Requirements → Word for word, repeat the entries, minus the pictures.

Dataset records:
* BEGIN *

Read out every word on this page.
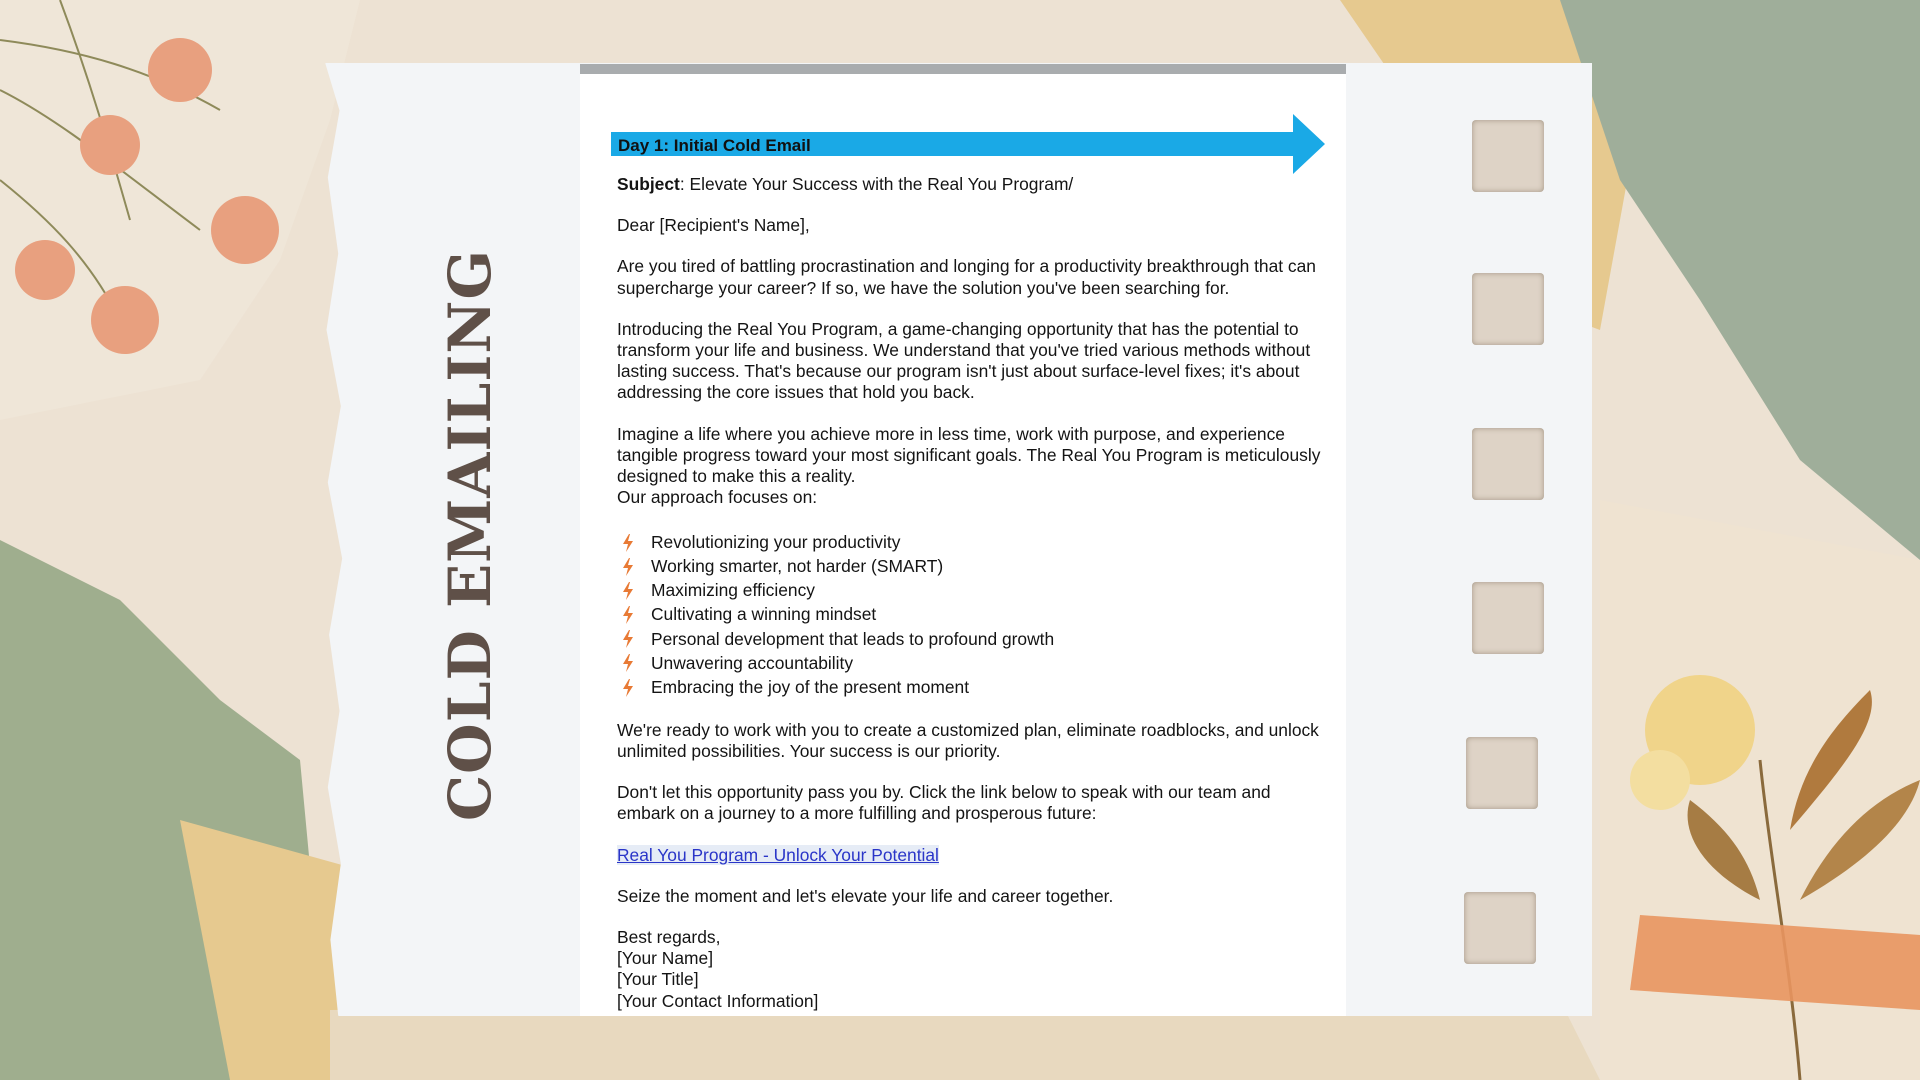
COLD EMAILING
Day 1: Initial Cold Email
Subject: Elevate Your Success with the Real You Program/
Dear [Recipient's Name],
Are you tired of battling procrastination and longing for a productivity breakthrough that can supercharge your career? If so, we have the solution you've been searching for.
Introducing the Real You Program, a game-changing opportunity that has the potential to transform your life and business. We understand that you've tried various methods without lasting success. That's because our program isn't just about surface-level fixes; it's about addressing the core issues that hold you back.
Imagine a life where you achieve more in less time, work with purpose, and experience tangible progress toward your most significant goals. The Real You Program is meticulously designed to make this a reality.
Our approach focuses on:
Revolutionizing your productivity
Working smarter, not harder (SMART)
Maximizing efficiency
Cultivating a winning mindset
Personal development that leads to profound growth
Unwavering accountability
Embracing the joy of the present moment
We're ready to work with you to create a customized plan, eliminate roadblocks, and unlock unlimited possibilities. Your success is our priority.
Don't let this opportunity pass you by. Click the link below to speak with our team and embark on a journey to a more fulfilling and prosperous future:
Real You Program - Unlock Your Potential
Seize the moment and let's elevate your life and career together.
Best regards,
[Your Name]
[Your Title]
[Your Contact Information]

* END *

Response →
Read out every word on this page.
COLD EMAILING
Day 1: Initial Cold Email
Subject: Elevate Your Success with the Real You Program/
Dear [Recipient's Name],
Are you tired of battling procrastination and longing for a productivity breakthrough that can supercharge your career? If so, we have the solution you've been searching for.
Introducing the Real You Program, a game-changing opportunity that has the potential to transform your life and business. We understand that you've tried various methods without lasting success. That's because our program isn't just about surface-level fixes; it's about addressing the core issues that hold you back.
Imagine a life where you achieve more in less time, work with purpose, and experience tangible progress toward your most significant goals. The Real You Program is meticulously designed to make this a reality.
Our approach focuses on:
Revolutionizing your productivity
Working smarter, not harder (SMART)
Maximizing efficiency
Cultivating a winning mindset
Personal development that leads to profound growth
Unwavering accountability
Embracing the joy of the present moment
We're ready to work with you to create a customized plan, eliminate roadblocks, and unlock unlimited possibilities. Your success is our priority.
Don't let this opportunity pass you by. Click the link below to speak with our team and embark on a journey to a more fulfilling and prosperous future:
Real You Program - Unlock Your Potential
Seize the moment and let's elevate your life and career together.
Best regards,
[Your Name]
[Your Title]
[Your Contact Information]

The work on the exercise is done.